▶ [GOAL OF THE EXERCISE]: Copy out the stretch of the discussion on wave function collapse from "It's a mystery" to "particle). That's my understanding of the many-worlds theory.", replacing each "particle" with "electron".

::: EXTRACT :::

Is the idea of “collapsing the wave function” a requirement of QM itself? In that context, a “measurement” would be to be what you call “an interaction that must collapse the wave function”.
And your answer is simply wrong. An excited atom can emit a photon, for example, and the system will still be described by a “non-localized wave function”. It won’t even be well defined if the spontaneous emission has happened or not yet.
The evolution of a quantum system according to Schrödinger’s equation doesn’t violate conservation rules. And, in case it’s not clear, the quantum system described by the wave function in the example above is the atom-photon(-or-not) pair.
My understanding is that any kind of measurement will do, it doesn't matter how you get it. You could use photons to do the measurement but there are other ways which all have the same result.
It's a mystery how the particle "knows" (In other words, nobody knows when the wave function collapses) but one popular interpretation is that the particle exists in all states, i.e. in a pure description of reality. When any quantum system interacts with it, then it becomes entangled with the result of that measurement, branching it into a new universe (edit for clarification: a new world where it was as if it was never a wave, and it was always a particle). That's my understanding of the many-worlds theory.
That entanglement propagates across nearby particles, so it doesn't have anything to do with eyes or consciousness. If the air molecules around your body interact with the particle then that entanglement propagates through your body and places you in the new world.
Re: When any quantum system interacts with it, then it becomes entangled with the result of that measurement, branching it into a new universe. That's my understanding of the many-worlds theory.

::: STORED ROWS :::

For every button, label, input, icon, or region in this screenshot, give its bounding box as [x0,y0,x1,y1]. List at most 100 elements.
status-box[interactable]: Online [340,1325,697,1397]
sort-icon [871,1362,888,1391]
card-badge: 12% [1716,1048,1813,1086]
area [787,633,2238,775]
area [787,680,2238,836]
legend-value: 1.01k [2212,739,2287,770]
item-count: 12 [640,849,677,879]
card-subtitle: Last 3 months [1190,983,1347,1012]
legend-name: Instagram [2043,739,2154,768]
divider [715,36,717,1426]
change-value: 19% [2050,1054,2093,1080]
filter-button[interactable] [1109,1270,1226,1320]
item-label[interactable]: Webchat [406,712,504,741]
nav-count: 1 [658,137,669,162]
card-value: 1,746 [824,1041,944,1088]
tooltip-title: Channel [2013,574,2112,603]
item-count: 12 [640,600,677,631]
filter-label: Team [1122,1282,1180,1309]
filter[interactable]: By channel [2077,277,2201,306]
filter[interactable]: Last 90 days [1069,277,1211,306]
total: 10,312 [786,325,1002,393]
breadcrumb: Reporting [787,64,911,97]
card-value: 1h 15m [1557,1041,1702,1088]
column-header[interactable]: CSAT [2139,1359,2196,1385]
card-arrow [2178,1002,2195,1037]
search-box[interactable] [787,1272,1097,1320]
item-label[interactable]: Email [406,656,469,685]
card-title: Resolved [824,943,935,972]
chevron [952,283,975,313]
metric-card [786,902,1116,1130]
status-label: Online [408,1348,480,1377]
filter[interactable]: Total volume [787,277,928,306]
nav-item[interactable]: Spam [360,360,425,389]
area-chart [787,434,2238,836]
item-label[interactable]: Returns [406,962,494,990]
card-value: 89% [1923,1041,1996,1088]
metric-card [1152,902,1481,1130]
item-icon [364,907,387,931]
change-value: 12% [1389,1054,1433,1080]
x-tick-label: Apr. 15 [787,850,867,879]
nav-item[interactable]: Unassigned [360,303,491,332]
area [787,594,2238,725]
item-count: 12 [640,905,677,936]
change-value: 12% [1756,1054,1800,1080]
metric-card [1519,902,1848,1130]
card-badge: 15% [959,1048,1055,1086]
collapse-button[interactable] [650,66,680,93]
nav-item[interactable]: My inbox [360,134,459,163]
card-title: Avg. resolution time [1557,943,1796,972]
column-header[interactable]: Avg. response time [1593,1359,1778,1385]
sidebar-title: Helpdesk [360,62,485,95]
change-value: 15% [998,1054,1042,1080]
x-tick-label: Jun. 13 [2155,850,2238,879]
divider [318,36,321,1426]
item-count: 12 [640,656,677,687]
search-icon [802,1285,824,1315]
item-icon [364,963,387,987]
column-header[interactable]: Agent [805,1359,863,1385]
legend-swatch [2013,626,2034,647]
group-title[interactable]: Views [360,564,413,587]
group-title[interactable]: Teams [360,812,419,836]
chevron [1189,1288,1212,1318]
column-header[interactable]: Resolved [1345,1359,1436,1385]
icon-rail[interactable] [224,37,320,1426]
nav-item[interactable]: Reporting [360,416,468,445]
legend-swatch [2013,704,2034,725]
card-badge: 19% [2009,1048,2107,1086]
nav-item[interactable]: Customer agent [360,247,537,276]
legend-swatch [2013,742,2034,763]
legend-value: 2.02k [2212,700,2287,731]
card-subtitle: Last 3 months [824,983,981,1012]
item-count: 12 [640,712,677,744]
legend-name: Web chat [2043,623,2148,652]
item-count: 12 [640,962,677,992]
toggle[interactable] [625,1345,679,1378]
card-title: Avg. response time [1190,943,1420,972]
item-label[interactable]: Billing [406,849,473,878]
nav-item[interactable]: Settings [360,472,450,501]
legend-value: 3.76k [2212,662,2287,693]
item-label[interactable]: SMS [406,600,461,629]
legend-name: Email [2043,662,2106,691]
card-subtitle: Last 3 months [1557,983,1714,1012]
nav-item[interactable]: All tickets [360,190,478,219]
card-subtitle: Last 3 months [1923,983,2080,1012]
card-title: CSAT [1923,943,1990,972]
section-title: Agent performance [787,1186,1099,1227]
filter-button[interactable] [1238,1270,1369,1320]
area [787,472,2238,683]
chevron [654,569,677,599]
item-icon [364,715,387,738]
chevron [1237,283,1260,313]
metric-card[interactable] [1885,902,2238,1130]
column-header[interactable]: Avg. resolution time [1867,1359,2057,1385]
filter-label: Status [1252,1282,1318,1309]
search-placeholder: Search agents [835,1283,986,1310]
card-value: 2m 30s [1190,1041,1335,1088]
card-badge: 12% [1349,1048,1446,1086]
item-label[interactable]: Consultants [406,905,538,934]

:::

▶ [CORRECT RESPONSE]:
It's a mystery how the electron "knows" (In other words, nobody knows when the wave function collapses) but one popular interpretation is that the electron exists in all states, i.e. in a pure description of reality. When any quantum system interacts with it, then it becomes entangled with the result of that measurement, branching it into a new universe (edit for clarification: a new world where it was as if it was never a wave, and it was always a electron). That's my understanding of the many-worlds theory.